### tools

folium, pivottablejs, missingno, pandas_profiling, mpld3

1. Why EDA
    A. For the Analyst
        ○ Let's us identify patterns and develop hypotheses
        ○ Test technical assumptions
        ○ Build an intuition for the data 
        § So that if you have an idea for the data
        § Can make mistake
    B. For the consumer 
    ○ Ensures right question is being asked 
        § Tests business assumptions
        ○ Leads to insights that otherwise would not be found 
        ○ Provides the context for max value of the results 
II. Themes
        ○ You are never done with EDA.  Every time you are iterating through analysis we do this.
        ○ Stay open minded: test assumptions you might have 
        ○ Redo EDA even if on the same datasets
III. Process

A. Prepare

    1. Form Hypotheses
    2. Wrangle Data
    3. Assess Data Quality and Profile
    4. Explore each variable in the dataset

B. Analysis  
    5. Assess relationship between each variable and the target (the thing of interest, eg. why people churn in your website)
    6. Assess interactions between variables
    7. Explore data across many dimensions
    
This feels linear, but really each of these steps have branches, so need to come back to these.

Information provided ::
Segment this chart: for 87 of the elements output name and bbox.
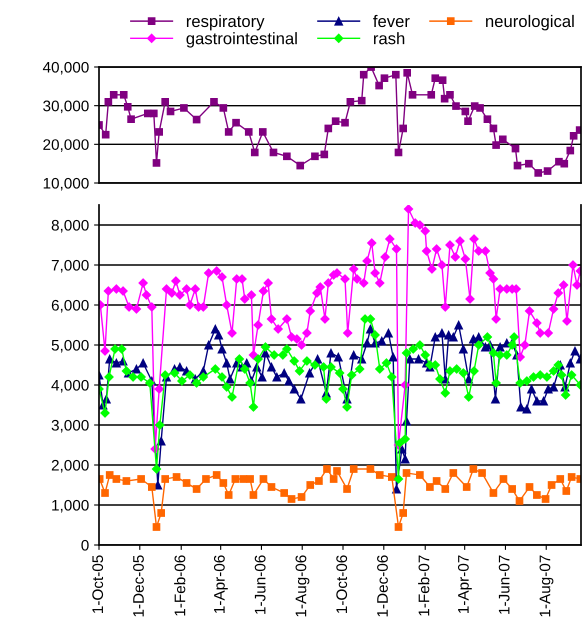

To-do list ::
1) Answer these about the EDA notes:
(a) Under which lettered phase of the Process section does "Wrangle Data" fall?
(b) What example of the target does step 5 give?
(c) According to the Themes section, when are you done with EDA?
2) Copy word for word the part of the EDA notes that opens with the words containing "1. Form Hypotheses" and closes with "in your website)".

Answers to the tasks ::
1)
(a) A. Prepare
(b) Why people churn in your website.
(c) Never; EDA is done every time you iterate through analysis.

2)
1. Form Hypotheses
    2. Wrangle Data
    3. Assess Data Quality and Profile
    4. Explore each variable in the dataset

B. Analysis  
    5. Assess relationship between each variable and the target (the thing of interest, eg. why people churn in your website)